Raw records:

┌────────

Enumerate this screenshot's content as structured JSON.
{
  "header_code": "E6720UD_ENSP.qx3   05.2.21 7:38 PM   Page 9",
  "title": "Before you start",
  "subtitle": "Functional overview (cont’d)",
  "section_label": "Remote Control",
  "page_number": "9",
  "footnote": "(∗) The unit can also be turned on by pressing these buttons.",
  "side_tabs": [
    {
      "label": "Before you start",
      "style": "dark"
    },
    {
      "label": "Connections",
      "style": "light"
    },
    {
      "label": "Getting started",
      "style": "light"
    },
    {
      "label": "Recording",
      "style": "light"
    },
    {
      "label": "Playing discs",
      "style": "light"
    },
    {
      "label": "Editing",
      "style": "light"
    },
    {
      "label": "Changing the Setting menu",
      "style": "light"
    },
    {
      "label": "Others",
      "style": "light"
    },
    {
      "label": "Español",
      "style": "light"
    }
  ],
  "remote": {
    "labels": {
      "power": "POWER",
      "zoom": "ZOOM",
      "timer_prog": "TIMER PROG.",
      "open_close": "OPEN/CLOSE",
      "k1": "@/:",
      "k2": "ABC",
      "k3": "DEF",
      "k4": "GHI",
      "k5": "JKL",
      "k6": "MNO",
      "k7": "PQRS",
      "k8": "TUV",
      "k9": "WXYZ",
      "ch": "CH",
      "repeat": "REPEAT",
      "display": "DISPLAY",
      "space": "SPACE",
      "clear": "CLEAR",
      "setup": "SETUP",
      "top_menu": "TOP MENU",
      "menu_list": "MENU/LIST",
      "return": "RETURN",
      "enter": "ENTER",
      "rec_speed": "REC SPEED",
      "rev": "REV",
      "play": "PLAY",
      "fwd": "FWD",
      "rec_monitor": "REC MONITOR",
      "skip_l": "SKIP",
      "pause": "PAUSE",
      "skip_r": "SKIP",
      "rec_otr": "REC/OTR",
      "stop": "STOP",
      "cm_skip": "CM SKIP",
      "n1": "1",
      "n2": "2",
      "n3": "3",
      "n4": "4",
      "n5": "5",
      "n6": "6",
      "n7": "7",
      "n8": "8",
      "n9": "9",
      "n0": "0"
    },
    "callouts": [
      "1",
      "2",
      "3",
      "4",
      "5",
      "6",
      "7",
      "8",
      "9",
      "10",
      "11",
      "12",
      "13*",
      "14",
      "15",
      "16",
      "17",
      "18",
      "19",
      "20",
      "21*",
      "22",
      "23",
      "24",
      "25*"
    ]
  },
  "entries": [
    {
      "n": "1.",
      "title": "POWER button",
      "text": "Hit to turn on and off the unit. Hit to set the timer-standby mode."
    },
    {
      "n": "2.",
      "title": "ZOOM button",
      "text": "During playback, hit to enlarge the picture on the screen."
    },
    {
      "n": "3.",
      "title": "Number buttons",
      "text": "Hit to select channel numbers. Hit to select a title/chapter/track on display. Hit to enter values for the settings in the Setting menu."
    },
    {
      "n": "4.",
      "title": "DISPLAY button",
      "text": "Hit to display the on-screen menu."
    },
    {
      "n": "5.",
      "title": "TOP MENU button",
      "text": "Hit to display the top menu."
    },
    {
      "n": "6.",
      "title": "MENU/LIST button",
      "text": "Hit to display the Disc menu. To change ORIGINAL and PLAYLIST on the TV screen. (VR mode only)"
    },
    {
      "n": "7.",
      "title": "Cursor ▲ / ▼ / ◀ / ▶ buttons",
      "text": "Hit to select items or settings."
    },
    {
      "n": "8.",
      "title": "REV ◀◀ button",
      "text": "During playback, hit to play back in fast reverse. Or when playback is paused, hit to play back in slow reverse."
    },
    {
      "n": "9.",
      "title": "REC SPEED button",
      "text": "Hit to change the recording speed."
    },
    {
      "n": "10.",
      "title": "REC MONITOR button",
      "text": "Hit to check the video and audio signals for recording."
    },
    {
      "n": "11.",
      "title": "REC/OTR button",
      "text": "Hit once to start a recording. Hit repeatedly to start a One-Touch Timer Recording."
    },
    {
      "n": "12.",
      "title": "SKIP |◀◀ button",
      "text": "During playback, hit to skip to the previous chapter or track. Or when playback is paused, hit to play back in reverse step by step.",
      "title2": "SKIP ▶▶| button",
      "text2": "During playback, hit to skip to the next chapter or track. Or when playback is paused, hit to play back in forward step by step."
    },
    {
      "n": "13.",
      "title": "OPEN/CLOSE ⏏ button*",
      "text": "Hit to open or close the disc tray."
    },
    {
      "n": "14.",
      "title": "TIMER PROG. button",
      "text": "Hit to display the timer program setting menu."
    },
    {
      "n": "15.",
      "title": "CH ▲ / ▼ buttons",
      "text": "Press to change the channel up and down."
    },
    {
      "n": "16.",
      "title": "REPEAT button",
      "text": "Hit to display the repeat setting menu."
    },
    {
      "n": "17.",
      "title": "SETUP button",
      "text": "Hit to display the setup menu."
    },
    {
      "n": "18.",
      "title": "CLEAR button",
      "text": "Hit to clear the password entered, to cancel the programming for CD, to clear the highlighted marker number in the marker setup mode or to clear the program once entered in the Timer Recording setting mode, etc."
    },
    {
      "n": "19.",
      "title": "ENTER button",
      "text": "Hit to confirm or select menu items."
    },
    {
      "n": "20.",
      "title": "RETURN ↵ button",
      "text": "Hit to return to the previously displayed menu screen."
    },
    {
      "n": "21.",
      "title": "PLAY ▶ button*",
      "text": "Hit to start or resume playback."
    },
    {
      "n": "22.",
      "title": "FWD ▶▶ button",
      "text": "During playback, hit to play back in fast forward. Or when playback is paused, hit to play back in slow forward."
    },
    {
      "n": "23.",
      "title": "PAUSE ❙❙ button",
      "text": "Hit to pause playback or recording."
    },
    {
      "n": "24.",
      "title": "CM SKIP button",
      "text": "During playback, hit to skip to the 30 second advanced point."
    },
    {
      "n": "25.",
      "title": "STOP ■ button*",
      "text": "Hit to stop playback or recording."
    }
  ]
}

└────────

● **TASK DETAILS**
In the listing, find each line with the string "fast" and copy it.

● **TASK ANSWER**
      "text": "During playback, hit to play back in fast reverse. Or when playback is paused, hit to play back in slow reverse."
      "text": "During playback, hit to play back in fast forward. Or when playback is paused, hit to play back in slow forward."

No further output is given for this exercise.